— START —
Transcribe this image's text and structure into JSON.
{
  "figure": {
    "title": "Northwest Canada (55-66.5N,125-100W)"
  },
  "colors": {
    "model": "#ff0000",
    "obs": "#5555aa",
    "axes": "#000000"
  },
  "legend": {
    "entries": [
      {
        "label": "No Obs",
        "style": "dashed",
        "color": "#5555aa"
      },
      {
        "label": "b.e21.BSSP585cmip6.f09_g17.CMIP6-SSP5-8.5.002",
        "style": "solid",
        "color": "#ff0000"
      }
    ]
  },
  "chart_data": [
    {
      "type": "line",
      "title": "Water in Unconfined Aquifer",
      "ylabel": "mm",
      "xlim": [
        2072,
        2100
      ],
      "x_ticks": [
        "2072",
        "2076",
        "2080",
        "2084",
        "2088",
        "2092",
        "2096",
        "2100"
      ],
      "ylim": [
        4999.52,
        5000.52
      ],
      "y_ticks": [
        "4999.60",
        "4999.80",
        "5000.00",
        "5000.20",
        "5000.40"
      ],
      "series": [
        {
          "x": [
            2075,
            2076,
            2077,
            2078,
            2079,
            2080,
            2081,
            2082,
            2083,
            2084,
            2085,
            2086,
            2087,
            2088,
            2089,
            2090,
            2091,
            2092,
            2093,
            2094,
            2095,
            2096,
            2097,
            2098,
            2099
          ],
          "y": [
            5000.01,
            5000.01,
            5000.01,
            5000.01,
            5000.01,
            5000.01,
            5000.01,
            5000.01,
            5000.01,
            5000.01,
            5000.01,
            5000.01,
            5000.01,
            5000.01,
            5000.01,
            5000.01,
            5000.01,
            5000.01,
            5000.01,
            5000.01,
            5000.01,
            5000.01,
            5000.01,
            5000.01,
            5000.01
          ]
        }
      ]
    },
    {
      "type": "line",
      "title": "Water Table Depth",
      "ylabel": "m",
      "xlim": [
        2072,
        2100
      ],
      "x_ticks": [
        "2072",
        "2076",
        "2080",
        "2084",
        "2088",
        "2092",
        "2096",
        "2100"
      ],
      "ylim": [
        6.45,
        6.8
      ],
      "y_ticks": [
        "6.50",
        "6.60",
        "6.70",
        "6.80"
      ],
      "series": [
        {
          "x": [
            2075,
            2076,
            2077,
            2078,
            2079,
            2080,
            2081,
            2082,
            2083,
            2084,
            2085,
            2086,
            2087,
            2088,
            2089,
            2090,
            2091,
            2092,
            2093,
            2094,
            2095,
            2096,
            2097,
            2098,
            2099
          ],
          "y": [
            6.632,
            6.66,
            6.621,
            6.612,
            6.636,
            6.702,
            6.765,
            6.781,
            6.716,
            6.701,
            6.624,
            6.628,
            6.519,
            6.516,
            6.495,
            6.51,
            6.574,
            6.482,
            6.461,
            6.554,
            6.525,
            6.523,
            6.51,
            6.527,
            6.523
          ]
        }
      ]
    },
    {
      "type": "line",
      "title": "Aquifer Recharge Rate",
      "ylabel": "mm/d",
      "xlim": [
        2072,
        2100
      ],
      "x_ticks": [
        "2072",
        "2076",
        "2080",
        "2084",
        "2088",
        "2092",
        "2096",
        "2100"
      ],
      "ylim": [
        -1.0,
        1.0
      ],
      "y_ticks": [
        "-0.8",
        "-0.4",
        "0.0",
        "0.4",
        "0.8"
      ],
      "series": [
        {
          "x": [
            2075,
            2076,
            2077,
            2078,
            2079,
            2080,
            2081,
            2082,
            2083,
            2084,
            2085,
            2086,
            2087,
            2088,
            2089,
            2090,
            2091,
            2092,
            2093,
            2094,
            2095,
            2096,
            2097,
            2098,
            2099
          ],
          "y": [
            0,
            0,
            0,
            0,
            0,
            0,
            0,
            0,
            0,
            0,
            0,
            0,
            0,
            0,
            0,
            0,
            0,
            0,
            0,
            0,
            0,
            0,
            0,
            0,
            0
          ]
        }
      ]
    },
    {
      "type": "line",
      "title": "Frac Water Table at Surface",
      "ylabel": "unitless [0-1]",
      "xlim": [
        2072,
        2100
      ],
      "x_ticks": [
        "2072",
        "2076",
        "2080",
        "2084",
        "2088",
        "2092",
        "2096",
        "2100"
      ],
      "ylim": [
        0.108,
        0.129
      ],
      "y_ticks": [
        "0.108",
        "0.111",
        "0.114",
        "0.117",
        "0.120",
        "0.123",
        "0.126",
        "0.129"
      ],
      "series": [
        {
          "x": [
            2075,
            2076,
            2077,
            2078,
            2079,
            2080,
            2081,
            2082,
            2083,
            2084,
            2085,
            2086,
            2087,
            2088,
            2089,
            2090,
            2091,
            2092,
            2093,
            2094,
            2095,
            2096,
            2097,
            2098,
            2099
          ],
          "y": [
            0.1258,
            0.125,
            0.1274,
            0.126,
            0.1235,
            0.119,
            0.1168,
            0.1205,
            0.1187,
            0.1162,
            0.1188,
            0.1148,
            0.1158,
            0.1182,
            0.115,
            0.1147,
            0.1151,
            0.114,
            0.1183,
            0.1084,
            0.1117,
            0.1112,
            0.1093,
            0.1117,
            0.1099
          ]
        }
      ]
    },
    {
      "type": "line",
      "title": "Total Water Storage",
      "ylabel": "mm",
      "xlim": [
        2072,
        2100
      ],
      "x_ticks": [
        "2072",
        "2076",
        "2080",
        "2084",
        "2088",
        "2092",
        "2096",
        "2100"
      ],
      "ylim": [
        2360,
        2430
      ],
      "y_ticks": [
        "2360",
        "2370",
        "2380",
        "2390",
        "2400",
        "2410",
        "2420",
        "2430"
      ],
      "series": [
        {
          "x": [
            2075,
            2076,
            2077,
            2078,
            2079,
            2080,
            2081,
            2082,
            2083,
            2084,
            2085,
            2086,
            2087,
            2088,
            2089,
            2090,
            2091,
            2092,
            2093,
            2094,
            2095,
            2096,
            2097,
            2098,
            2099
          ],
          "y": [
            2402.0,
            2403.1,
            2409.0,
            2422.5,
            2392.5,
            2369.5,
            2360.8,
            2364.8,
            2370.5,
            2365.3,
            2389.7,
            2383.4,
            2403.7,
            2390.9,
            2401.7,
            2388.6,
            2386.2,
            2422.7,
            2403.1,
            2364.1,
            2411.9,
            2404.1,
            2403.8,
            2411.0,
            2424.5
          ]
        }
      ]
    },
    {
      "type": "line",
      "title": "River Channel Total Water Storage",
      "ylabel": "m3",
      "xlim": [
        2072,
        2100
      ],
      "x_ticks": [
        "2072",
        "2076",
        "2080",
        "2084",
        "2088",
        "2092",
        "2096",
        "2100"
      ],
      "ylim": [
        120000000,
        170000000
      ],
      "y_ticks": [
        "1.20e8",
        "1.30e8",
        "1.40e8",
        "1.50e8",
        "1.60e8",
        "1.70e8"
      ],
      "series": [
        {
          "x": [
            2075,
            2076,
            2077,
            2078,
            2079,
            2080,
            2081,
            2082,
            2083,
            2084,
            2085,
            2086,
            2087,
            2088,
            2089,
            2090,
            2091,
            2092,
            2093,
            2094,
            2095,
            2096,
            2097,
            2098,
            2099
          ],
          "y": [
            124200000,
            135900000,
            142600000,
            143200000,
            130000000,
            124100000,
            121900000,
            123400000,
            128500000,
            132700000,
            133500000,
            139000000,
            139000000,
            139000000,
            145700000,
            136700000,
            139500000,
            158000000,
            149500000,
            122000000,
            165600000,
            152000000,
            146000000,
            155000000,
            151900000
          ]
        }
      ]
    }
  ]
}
— END —
[What the exercise asks]: Retype the records that precede this task, keeping them exactly the same.

[Final answer]:
Transcribe this image's text and structure into JSON.
{
  "figure": {
    "title": "Northwest Canada (55-66.5N,125-100W)"
  },
  "colors": {
    "model": "#ff0000",
    "obs": "#5555aa",
    "axes": "#000000"
  },
  "legend": {
    "entries": [
      {
        "label": "No Obs",
        "style": "dashed",
        "color": "#5555aa"
      },
      {
        "label": "b.e21.BSSP585cmip6.f09_g17.CMIP6-SSP5-8.5.002",
        "style": "solid",
        "color": "#ff0000"
      }
    ]
  },
  "chart_data": [
    {
      "type": "line",
      "title": "Water in Unconfined Aquifer",
      "ylabel": "mm",
      "xlim": [
        2072,
        2100
      ],
      "x_ticks": [
        "2072",
        "2076",
        "2080",
        "2084",
        "2088",
        "2092",
        "2096",
        "2100"
      ],
      "ylim": [
        4999.52,
        5000.52
      ],
      "y_ticks": [
        "4999.60",
        "4999.80",
        "5000.00",
        "5000.20",
        "5000.40"
      ],
      "series": [
        {
          "x": [
            2075,
            2076,
            2077,
            2078,
            2079,
            2080,
            2081,
            2082,
            2083,
            2084,
            2085,
            2086,
            2087,
            2088,
            2089,
            2090,
            2091,
            2092,
            2093,
            2094,
            2095,
            2096,
            2097,
            2098,
            2099
          ],
          "y": [
            5000.01,
            5000.01,
            5000.01,
            5000.01,
            5000.01,
            5000.01,
            5000.01,
            5000.01,
            5000.01,
            5000.01,
            5000.01,
            5000.01,
            5000.01,
            5000.01,
            5000.01,
            5000.01,
            5000.01,
            5000.01,
            5000.01,
            5000.01,
            5000.01,
            5000.01,
            5000.01,
            5000.01,
            5000.01
          ]
        }
      ]
    },
    {
      "type": "line",
      "title": "Water Table Depth",
      "ylabel": "m",
      "xlim": [
        2072,
        2100
      ],
      "x_ticks": [
        "2072",
        "2076",
        "2080",
        "2084",
        "2088",
        "2092",
        "2096",
        "2100"
      ],
      "ylim": [
        6.45,
        6.8
      ],
      "y_ticks": [
        "6.50",
        "6.60",
        "6.70",
        "6.80"
      ],
      "series": [
        {
          "x": [
            2075,
            2076,
            2077,
            2078,
            2079,
            2080,
            2081,
            2082,
            2083,
            2084,
            2085,
            2086,
            2087,
            2088,
            2089,
            2090,
            2091,
            2092,
            2093,
            2094,
            2095,
            2096,
            2097,
            2098,
            2099
          ],
          "y": [
            6.632,
            6.66,
            6.621,
            6.612,
            6.636,
            6.702,
            6.765,
            6.781,
            6.716,
            6.701,
            6.624,
            6.628,
            6.519,
            6.516,
            6.495,
            6.51,
            6.574,
            6.482,
            6.461,
            6.554,
            6.525,
            6.523,
            6.51,
            6.527,
            6.523
          ]
        }
      ]
    },
    {
      "type": "line",
      "title": "Aquifer Recharge Rate",
      "ylabel": "mm/d",
      "xlim": [
        2072,
        2100
      ],
      "x_ticks": [
        "2072",
        "2076",
        "2080",
        "2084",
        "2088",
        "2092",
        "2096",
        "2100"
      ],
      "ylim": [
        -1.0,
        1.0
      ],
      "y_ticks": [
        "-0.8",
        "-0.4",
        "0.0",
        "0.4",
        "0.8"
      ],
      "series": [
        {
          "x": [
            2075,
            2076,
            2077,
            2078,
            2079,
            2080,
            2081,
            2082,
            2083,
            2084,
            2085,
            2086,
            2087,
            2088,
            2089,
            2090,
            2091,
            2092,
            2093,
            2094,
            2095,
            2096,
            2097,
            2098,
            2099
          ],
          "y": [
            0,
            0,
            0,
            0,
            0,
            0,
            0,
            0,
            0,
            0,
            0,
            0,
            0,
            0,
            0,
            0,
            0,
            0,
            0,
            0,
            0,
            0,
            0,
            0,
            0
          ]
        }
      ]
    },
    {
      "type": "line",
      "title": "Frac Water Table at Surface",
      "ylabel": "unitless [0-1]",
      "xlim": [
        2072,
        2100
      ],
      "x_ticks": [
        "2072",
        "2076",
        "2080",
        "2084",
        "2088",
        "2092",
        "2096",
        "2100"
      ],
      "ylim": [
        0.108,
        0.129
      ],
      "y_ticks": [
        "0.108",
        "0.111",
        "0.114",
        "0.117",
        "0.120",
        "0.123",
        "0.126",
        "0.129"
      ],
      "series": [
        {
          "x": [
            2075,
            2076,
            2077,
            2078,
            2079,
            2080,
            2081,
            2082,
            2083,
            2084,
            2085,
            2086,
            2087,
            2088,
            2089,
            2090,
            2091,
            2092,
            2093,
            2094,
            2095,
            2096,
            2097,
            2098,
            2099
          ],
          "y": [
            0.1258,
            0.125,
            0.1274,
            0.126,
            0.1235,
            0.119,
            0.1168,
            0.1205,
            0.1187,
            0.1162,
            0.1188,
            0.1148,
            0.1158,
            0.1182,
            0.115,
            0.1147,
            0.1151,
            0.114,
            0.1183,
            0.1084,
            0.1117,
            0.1112,
            0.1093,
            0.1117,
            0.1099
          ]
        }
      ]
    },
    {
      "type": "line",
      "title": "Total Water Storage",
      "ylabel": "mm",
      "xlim": [
        2072,
        2100
      ],
      "x_ticks": [
        "2072",
        "2076",
        "2080",
        "2084",
        "2088",
        "2092",
        "2096",
        "2100"
      ],
      "ylim": [
        2360,
        2430
      ],
      "y_ticks": [
        "2360",
        "2370",
        "2380",
        "2390",
        "2400",
        "2410",
        "2420",
        "2430"
      ],
      "series": [
        {
          "x": [
            2075,
            2076,
            2077,
            2078,
            2079,
            2080,
            2081,
            2082,
            2083,
            2084,
            2085,
            2086,
            2087,
            2088,
            2089,
            2090,
            2091,
            2092,
            2093,
            2094,
            2095,
            2096,
            2097,
            2098,
            2099
          ],
          "y": [
            2402.0,
            2403.1,
            2409.0,
            2422.5,
            2392.5,
            2369.5,
            2360.8,
            2364.8,
            2370.5,
            2365.3,
            2389.7,
            2383.4,
            2403.7,
            2390.9,
            2401.7,
            2388.6,
            2386.2,
            2422.7,
            2403.1,
            2364.1,
            2411.9,
            2404.1,
            2403.8,
            2411.0,
            2424.5
          ]
        }
      ]
    },
    {
      "type": "line",
      "title": "River Channel Total Water Storage",
      "ylabel": "m3",
      "xlim": [
        2072,
        2100
      ],
      "x_ticks": [
        "2072",
        "2076",
        "2080",
        "2084",
        "2088",
        "2092",
        "2096",
        "2100"
      ],
      "ylim": [
        120000000,
        170000000
      ],
      "y_ticks": [
        "1.20e8",
        "1.30e8",
        "1.40e8",
        "1.50e8",
        "1.60e8",
        "1.70e8"
      ],
      "series": [
        {
          "x": [
            2075,
            2076,
            2077,
            2078,
            2079,
            2080,
            2081,
            2082,
            2083,
            2084,
            2085,
            2086,
            2087,
            2088,
            2089,
            2090,
            2091,
            2092,
            2093,
            2094,
            2095,
            2096,
            2097,
            2098,
            2099
          ],
          "y": [
            124200000,
            135900000,
            142600000,
            143200000,
            130000000,
            124100000,
            121900000,
            123400000,
            128500000,
            132700000,
            133500000,
            139000000,
            139000000,
            139000000,
            145700000,
            136700000,
            139500000,
            158000000,
            149500000,
            122000000,
            165600000,
            152000000,
            146000000,
            155000000,
            151900000
          ]
        }
      ]
    }
  ]
}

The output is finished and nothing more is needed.